WHAT IS NEEDED => Note each line that includes the word "được". Copy those lines.

MATERIAL FOR THIS TASK =>
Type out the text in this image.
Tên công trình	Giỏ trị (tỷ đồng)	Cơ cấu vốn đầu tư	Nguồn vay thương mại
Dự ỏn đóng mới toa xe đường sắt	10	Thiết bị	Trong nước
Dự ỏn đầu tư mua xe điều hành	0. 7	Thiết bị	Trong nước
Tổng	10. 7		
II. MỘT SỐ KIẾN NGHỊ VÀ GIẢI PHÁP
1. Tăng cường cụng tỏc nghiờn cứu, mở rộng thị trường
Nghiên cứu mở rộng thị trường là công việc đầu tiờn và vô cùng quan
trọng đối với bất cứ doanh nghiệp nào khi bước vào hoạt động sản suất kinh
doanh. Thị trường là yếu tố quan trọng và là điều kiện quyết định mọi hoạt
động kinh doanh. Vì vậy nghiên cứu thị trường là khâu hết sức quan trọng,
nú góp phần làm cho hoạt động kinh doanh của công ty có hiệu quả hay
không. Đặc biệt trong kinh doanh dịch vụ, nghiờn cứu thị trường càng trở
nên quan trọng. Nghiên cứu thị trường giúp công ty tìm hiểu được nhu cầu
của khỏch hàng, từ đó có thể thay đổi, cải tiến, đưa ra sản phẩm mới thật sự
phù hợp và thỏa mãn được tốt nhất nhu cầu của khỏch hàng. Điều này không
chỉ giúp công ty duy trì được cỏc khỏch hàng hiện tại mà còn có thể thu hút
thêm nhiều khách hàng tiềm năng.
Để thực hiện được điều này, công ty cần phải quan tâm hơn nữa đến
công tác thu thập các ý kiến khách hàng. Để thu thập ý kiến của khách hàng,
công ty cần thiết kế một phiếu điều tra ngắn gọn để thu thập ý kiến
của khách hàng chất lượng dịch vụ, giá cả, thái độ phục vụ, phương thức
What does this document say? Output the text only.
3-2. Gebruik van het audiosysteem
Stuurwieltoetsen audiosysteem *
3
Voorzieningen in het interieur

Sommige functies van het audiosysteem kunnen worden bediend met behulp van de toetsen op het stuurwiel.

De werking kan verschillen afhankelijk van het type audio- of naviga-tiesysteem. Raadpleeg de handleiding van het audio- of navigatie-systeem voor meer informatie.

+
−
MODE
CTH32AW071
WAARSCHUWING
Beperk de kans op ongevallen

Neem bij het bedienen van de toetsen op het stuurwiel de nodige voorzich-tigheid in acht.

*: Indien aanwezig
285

SOLUTION FOR THIS TASK =>
nên quan trọng. Nghiên cứu thị trường giúp công ty tìm hiểu được nhu cầu
phù hợp và thỏa mãn được tốt nhất nhu cầu của khỏch hàng. Điều này không
chỉ giúp công ty duy trì được cỏc khỏch hàng hiện tại mà còn có thể thu hút
Để thực hiện được điều này, công ty cần phải quan tâm hơn nữa đến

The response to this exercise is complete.